Written exercise: Provide the count of lines that hold "Basic" and no other output.

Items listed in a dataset

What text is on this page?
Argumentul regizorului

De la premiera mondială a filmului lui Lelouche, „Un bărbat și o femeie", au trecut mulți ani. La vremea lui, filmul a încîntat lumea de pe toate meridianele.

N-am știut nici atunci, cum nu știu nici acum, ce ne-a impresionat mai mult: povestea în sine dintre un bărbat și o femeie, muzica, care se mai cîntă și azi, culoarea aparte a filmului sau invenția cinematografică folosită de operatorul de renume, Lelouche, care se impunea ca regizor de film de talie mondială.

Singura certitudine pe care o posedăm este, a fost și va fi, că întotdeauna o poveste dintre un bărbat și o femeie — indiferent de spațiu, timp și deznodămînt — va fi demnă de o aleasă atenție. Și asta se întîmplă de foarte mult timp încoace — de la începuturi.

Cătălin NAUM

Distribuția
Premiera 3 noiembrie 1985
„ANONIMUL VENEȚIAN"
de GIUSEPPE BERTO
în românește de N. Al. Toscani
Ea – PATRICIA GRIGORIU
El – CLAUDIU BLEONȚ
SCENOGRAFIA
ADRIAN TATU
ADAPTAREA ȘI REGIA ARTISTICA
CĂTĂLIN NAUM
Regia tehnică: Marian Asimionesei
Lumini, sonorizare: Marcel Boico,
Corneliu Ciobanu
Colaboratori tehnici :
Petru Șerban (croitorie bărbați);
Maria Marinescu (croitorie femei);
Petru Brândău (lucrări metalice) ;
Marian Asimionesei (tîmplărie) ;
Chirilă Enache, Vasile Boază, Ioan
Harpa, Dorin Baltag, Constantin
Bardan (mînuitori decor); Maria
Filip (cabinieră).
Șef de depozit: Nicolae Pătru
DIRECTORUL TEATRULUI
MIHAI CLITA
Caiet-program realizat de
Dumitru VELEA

--

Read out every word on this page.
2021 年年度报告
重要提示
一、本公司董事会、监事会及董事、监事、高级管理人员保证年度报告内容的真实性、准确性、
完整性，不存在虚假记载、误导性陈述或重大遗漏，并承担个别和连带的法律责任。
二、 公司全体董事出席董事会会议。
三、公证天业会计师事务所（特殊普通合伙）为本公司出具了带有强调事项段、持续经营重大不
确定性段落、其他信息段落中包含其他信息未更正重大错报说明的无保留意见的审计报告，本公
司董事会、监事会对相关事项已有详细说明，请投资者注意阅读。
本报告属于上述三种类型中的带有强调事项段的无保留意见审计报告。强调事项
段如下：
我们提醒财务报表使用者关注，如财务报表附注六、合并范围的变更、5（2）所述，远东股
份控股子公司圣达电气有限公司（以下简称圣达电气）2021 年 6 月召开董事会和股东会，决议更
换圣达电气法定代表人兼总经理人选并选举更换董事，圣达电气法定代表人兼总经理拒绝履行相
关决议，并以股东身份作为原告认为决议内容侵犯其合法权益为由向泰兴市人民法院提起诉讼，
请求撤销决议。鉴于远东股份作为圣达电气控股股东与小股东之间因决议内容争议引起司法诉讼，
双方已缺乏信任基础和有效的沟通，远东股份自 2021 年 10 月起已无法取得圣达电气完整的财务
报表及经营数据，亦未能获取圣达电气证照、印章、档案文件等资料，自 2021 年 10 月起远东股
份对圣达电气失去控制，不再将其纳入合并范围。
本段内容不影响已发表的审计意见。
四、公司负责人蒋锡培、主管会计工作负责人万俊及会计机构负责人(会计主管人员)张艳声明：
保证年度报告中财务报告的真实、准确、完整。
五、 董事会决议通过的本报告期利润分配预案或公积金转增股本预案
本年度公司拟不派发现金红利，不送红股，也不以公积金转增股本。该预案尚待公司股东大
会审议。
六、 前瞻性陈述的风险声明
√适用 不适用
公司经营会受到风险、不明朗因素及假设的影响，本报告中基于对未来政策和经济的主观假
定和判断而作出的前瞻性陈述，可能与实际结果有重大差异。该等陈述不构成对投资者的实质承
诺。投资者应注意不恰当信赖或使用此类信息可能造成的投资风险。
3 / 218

--

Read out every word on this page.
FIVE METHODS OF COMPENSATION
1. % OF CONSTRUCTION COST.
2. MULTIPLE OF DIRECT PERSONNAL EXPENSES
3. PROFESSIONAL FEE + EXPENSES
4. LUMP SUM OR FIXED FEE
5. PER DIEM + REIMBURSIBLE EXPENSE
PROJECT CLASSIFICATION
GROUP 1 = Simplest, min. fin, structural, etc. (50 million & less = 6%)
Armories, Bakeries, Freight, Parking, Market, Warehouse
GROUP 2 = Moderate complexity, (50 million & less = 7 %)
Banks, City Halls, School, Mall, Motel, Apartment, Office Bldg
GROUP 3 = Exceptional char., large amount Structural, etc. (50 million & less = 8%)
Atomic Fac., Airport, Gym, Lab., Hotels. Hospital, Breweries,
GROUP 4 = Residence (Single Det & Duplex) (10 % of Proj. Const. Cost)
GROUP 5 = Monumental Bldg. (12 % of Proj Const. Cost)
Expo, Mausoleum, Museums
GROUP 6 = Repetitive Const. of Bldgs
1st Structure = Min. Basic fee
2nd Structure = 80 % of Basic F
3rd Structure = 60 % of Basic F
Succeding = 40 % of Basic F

Full response: 4